Exercise details
Pull every line with the word "false" out of the entries below.

Dataset entries
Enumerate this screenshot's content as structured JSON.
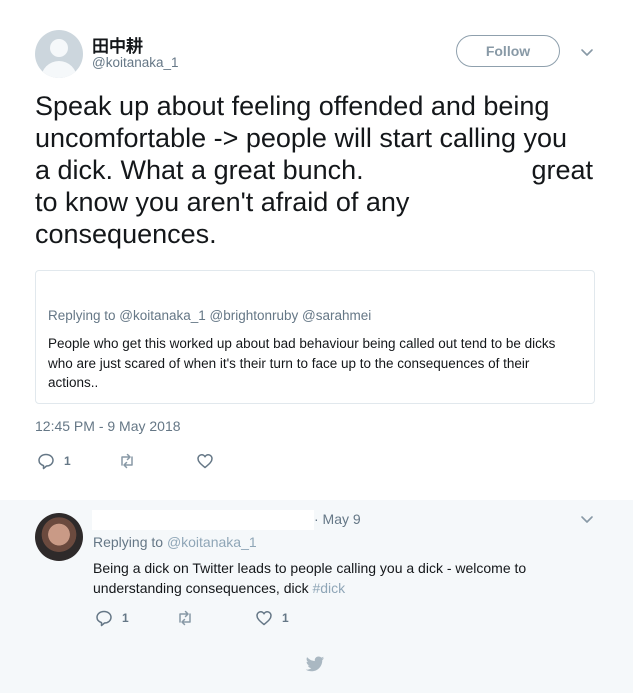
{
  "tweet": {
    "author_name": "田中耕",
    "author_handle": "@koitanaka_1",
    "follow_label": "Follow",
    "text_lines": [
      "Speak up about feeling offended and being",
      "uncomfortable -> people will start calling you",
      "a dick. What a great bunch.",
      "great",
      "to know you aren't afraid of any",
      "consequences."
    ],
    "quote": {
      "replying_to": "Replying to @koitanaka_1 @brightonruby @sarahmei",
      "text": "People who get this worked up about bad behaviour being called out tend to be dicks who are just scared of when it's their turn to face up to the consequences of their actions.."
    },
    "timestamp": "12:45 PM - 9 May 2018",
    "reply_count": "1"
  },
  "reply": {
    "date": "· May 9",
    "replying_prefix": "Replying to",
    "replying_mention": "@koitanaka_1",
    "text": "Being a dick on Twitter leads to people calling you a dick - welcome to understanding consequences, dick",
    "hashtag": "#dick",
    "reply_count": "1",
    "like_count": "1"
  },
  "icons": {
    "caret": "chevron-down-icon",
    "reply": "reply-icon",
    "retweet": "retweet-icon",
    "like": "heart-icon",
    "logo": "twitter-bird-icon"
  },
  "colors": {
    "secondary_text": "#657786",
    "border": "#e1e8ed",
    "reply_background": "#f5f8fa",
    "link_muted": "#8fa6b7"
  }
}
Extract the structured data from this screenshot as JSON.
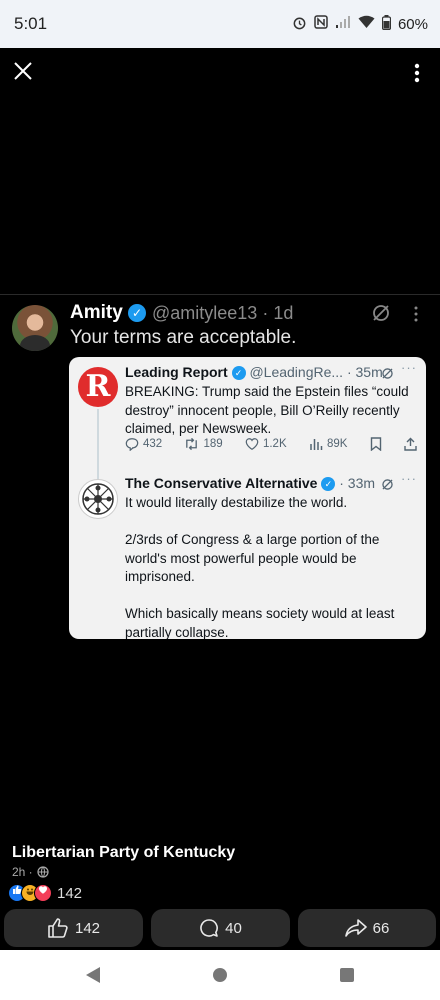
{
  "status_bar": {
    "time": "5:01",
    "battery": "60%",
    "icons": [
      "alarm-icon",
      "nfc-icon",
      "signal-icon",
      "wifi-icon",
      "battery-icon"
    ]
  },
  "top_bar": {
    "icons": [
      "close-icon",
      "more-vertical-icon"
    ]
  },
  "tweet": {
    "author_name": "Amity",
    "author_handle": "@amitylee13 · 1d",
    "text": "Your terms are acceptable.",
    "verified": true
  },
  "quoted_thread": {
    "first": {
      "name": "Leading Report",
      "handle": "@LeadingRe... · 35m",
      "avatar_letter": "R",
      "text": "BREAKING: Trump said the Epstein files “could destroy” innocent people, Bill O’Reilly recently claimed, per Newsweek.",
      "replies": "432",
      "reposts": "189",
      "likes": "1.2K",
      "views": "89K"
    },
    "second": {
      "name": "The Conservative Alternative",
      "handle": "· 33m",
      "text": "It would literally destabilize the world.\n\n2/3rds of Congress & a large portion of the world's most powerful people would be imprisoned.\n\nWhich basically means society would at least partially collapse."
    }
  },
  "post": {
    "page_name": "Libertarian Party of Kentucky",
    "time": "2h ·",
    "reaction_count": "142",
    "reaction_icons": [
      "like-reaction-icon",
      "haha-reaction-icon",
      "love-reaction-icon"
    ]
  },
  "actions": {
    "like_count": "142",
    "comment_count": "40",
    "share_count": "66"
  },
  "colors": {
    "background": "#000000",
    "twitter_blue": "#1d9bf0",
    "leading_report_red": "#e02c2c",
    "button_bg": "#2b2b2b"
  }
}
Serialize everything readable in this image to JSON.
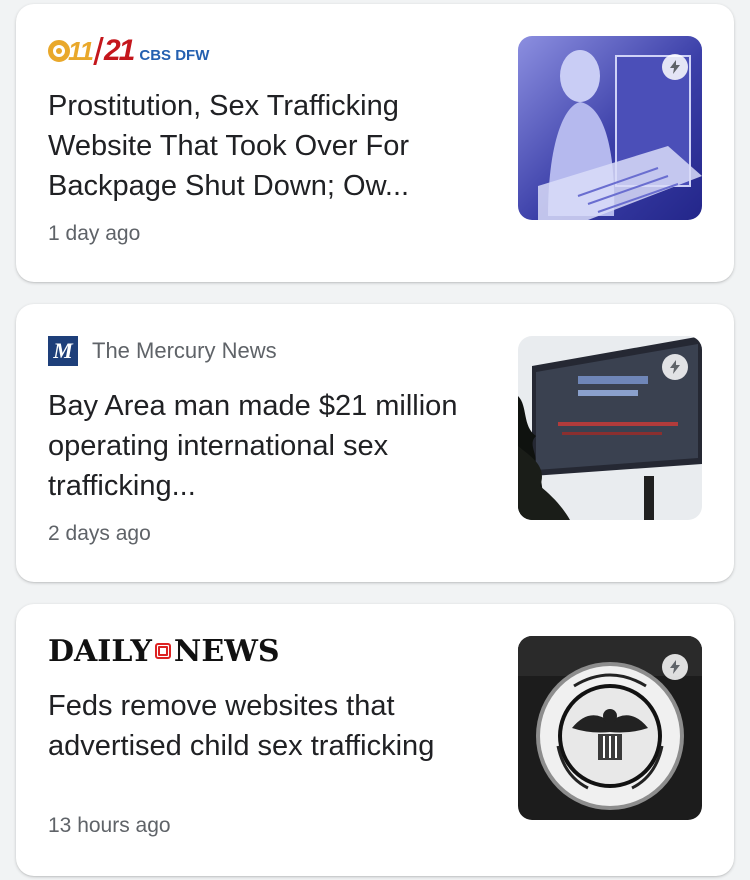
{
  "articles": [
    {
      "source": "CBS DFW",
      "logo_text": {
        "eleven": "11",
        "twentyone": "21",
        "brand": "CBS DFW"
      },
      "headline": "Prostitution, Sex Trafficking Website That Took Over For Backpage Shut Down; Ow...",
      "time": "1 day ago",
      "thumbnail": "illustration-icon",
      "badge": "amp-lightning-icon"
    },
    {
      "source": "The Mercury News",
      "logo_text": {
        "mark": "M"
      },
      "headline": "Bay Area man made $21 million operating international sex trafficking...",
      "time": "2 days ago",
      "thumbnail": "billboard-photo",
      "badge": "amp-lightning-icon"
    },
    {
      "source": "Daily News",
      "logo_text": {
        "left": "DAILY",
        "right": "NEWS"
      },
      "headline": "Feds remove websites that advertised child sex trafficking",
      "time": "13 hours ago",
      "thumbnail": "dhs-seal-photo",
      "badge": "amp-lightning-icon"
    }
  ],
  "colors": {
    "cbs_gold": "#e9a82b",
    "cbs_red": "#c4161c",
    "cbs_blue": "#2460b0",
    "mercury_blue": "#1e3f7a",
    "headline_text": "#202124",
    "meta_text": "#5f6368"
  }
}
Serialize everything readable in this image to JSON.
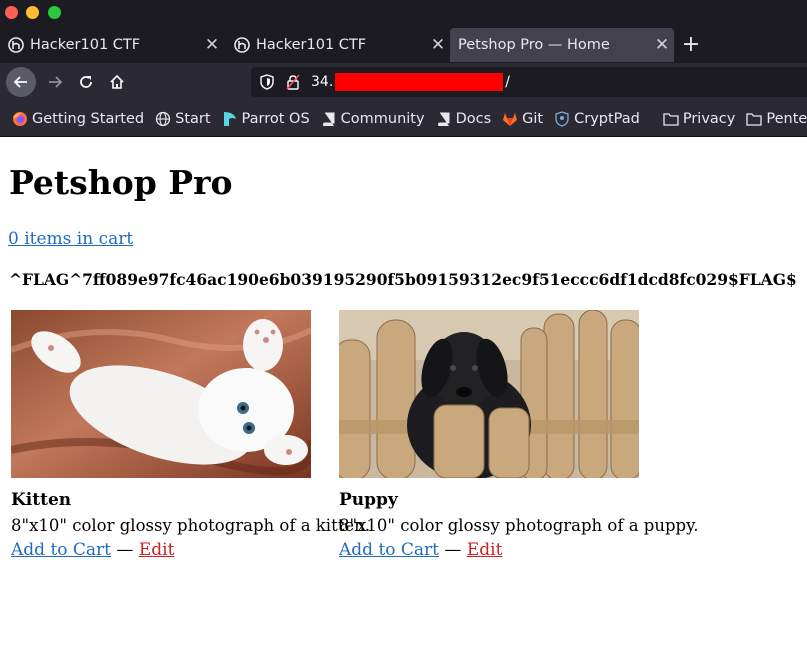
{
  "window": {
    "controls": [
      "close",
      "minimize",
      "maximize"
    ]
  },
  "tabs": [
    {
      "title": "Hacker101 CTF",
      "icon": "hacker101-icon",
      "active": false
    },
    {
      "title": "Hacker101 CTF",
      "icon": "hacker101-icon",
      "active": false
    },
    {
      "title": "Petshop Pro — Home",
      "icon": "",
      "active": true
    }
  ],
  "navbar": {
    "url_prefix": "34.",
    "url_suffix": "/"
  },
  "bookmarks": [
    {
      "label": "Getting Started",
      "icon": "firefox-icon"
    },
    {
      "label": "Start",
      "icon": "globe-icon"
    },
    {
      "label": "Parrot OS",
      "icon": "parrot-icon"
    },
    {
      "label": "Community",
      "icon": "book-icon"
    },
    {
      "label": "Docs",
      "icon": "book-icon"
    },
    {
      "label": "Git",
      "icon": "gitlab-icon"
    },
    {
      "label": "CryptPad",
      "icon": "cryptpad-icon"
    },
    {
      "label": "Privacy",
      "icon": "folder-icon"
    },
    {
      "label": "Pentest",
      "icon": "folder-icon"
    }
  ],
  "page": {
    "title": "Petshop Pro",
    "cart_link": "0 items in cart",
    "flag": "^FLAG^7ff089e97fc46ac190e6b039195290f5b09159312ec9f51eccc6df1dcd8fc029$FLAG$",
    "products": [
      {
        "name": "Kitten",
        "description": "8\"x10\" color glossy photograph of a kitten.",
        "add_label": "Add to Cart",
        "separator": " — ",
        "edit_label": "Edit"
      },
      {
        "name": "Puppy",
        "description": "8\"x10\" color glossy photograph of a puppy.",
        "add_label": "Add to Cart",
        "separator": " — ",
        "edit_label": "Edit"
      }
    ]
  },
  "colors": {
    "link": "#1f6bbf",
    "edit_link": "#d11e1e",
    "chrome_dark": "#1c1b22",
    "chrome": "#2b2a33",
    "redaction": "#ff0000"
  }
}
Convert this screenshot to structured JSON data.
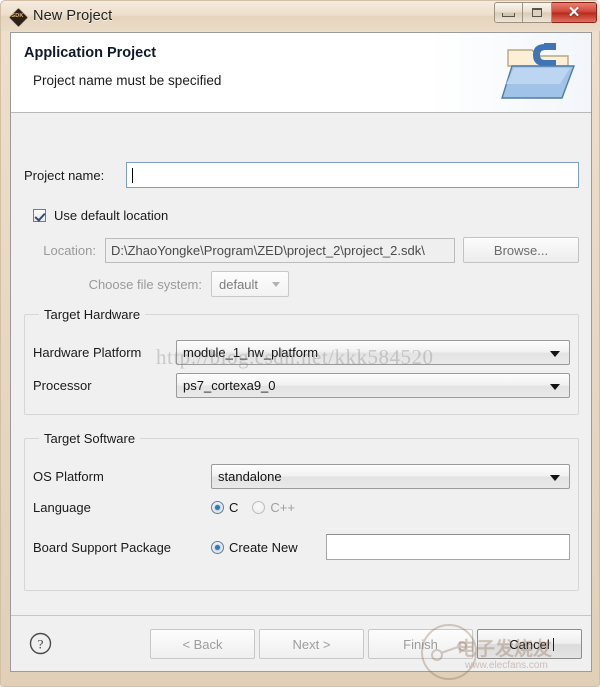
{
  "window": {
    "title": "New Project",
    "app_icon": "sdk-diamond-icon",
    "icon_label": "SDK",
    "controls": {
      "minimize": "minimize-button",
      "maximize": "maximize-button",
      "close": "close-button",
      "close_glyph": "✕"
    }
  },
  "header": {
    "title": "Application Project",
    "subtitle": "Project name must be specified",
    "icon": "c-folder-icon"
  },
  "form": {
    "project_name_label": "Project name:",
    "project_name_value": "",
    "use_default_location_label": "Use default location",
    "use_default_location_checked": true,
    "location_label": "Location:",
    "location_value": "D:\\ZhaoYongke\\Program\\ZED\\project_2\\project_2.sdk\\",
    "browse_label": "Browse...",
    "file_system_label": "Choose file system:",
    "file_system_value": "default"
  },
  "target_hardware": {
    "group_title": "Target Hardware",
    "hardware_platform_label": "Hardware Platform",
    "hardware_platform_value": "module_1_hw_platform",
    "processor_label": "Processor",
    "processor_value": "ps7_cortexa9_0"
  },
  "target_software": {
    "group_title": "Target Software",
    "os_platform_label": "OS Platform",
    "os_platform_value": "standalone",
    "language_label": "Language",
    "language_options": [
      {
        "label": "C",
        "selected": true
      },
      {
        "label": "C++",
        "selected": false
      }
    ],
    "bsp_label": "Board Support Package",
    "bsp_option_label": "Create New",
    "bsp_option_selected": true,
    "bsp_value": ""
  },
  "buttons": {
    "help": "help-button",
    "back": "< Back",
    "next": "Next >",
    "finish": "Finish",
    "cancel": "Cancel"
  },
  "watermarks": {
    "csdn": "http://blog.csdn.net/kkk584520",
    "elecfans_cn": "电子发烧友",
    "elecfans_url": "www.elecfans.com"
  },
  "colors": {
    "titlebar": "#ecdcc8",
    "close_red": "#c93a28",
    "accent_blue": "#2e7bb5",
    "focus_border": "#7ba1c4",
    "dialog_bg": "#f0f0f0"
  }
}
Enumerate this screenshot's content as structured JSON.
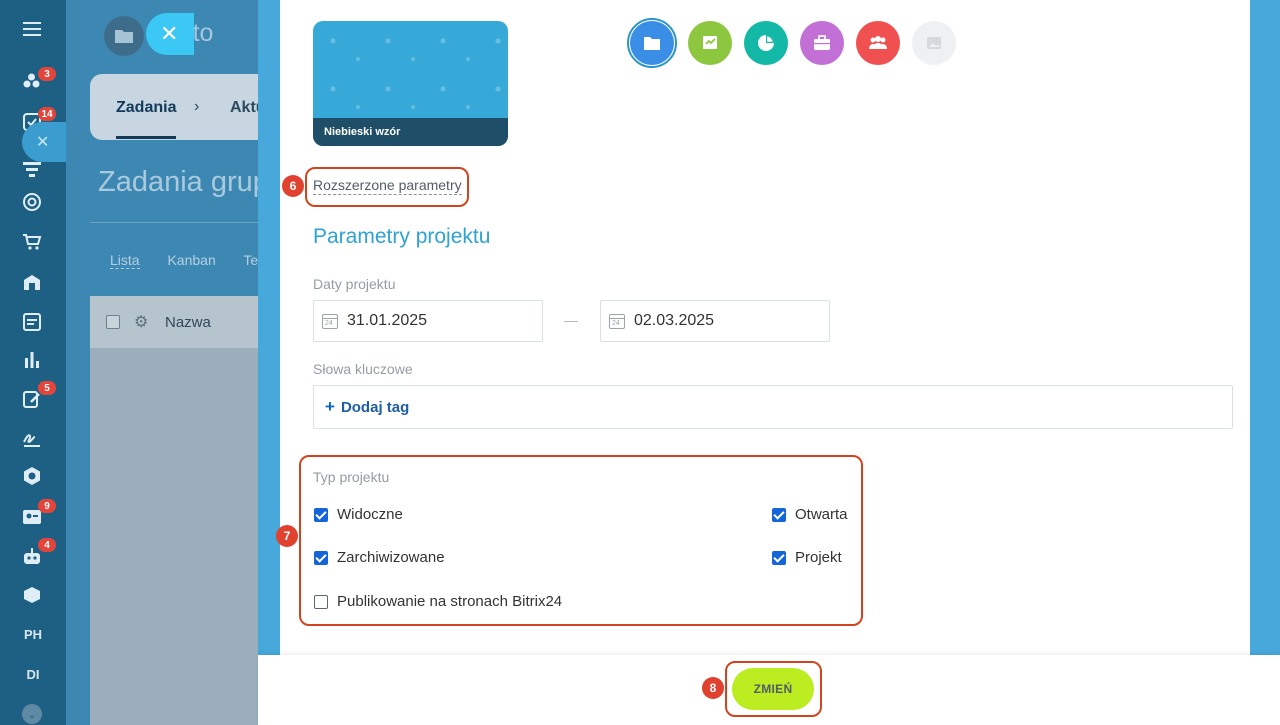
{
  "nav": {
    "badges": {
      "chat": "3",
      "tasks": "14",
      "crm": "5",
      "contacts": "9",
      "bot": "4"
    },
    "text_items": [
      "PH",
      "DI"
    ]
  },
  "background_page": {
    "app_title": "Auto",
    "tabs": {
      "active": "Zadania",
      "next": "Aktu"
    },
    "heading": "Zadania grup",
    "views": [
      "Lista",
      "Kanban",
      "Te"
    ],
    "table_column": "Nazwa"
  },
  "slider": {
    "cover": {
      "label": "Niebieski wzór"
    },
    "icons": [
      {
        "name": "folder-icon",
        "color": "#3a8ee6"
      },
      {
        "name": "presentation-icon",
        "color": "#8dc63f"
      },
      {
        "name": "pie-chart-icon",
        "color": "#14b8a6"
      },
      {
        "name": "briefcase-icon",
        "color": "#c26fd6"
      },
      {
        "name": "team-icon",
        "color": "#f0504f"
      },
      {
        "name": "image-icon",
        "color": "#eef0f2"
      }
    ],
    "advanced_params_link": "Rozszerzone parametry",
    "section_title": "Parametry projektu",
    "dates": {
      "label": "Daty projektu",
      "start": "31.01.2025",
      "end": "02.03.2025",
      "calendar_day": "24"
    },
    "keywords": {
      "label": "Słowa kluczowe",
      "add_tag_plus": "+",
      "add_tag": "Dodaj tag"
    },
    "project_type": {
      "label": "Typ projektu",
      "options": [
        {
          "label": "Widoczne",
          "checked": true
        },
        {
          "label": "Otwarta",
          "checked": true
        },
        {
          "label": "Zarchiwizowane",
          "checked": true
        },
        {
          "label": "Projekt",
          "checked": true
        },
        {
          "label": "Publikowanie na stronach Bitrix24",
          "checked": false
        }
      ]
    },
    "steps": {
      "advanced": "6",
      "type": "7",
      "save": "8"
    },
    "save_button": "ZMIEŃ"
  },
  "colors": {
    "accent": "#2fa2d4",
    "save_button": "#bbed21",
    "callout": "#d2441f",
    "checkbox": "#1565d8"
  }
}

Problem solution
      "active": false
      "active": false
        "selected": false
          "checked": false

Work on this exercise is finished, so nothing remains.